-- Exercise description --
Print the lines of the records below exactly, starting with the first line of the records and going on through the line that contains "316, 162, 335]", including both ends. Leave the pictures out of your answer.

-- Data records --

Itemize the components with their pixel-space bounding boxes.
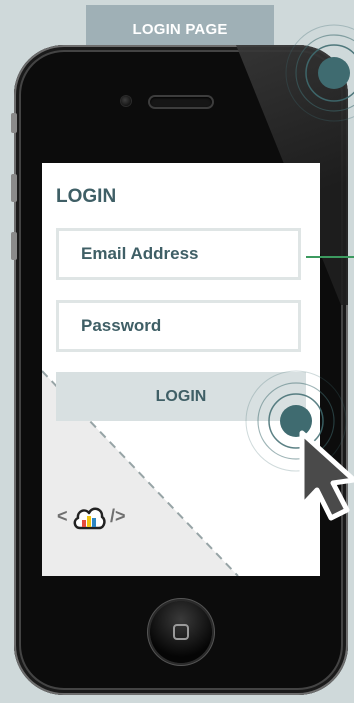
logo-right-code: />	[110, 506, 126, 526]
cloud-bar-chart-icon	[73, 507, 106, 530]
email-field[interactable]: Email Address	[56, 228, 301, 280]
home-button[interactable]	[150, 601, 212, 663]
home-square-icon	[173, 624, 189, 640]
earpiece-speaker	[150, 97, 212, 107]
login-title: LOGIN	[56, 186, 117, 207]
mute-switch[interactable]	[11, 113, 17, 133]
password-field-placeholder: Password	[81, 316, 162, 335]
phone-frame: LOGIN Email Address Password LOGIN < />	[14, 45, 348, 695]
app-logo: < />	[57, 498, 126, 538]
logo-left-code: <	[57, 506, 68, 526]
volume-up-button[interactable]	[11, 174, 17, 202]
login-screen: LOGIN Email Address Password LOGIN < />	[42, 163, 320, 576]
login-button-label: LOGIN	[155, 387, 207, 405]
volume-down-button[interactable]	[11, 232, 17, 260]
page-banner-label: LOGIN PAGE	[132, 21, 228, 38]
front-camera-icon	[121, 96, 131, 106]
email-field-placeholder: Email Address	[81, 244, 199, 263]
login-button[interactable]: LOGIN	[56, 372, 306, 421]
password-field[interactable]: Password	[56, 300, 301, 352]
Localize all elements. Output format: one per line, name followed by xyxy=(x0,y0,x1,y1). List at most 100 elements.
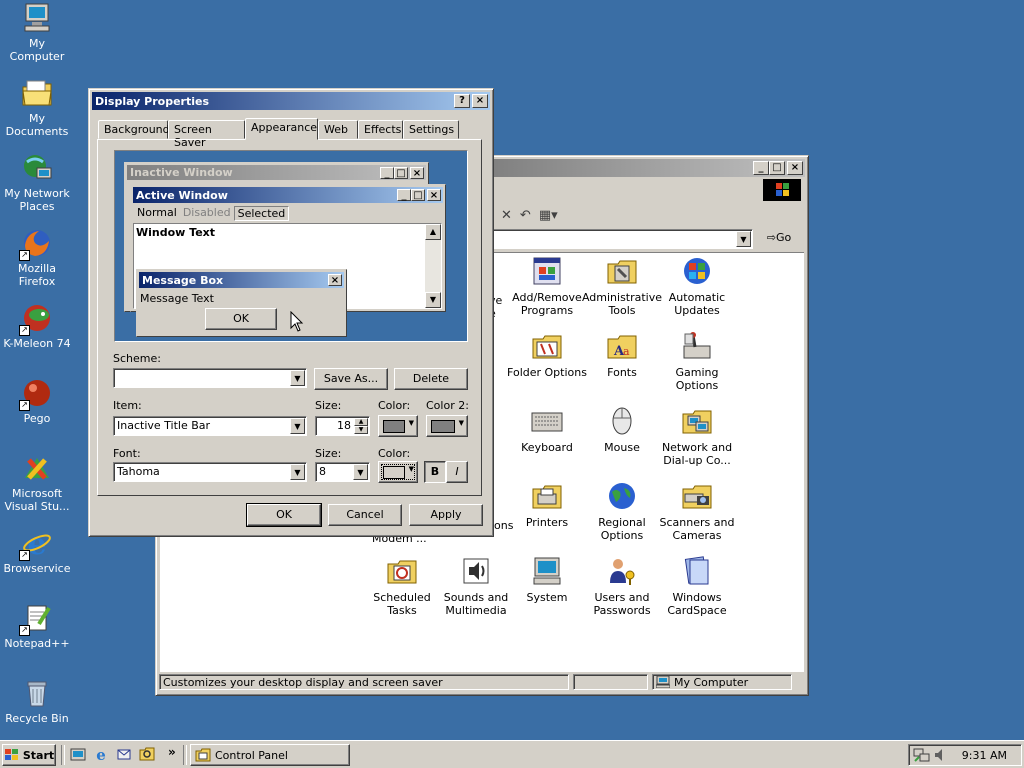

-- Written answer --
Itemize the components with their pixel-space bounding boxes.
logo-right-code: />	[110, 506, 126, 526]
cloud-bar-chart-icon	[73, 507, 106, 530]
email-field[interactable]: Email Address	[56, 228, 301, 280]
home-button[interactable]	[150, 601, 212, 663]
home-square-icon	[173, 624, 189, 640]
earpiece-speaker	[150, 97, 212, 107]
login-title: LOGIN	[56, 186, 117, 207]
mute-switch[interactable]	[11, 113, 17, 133]
password-field-placeholder: Password	[81, 316, 162, 335]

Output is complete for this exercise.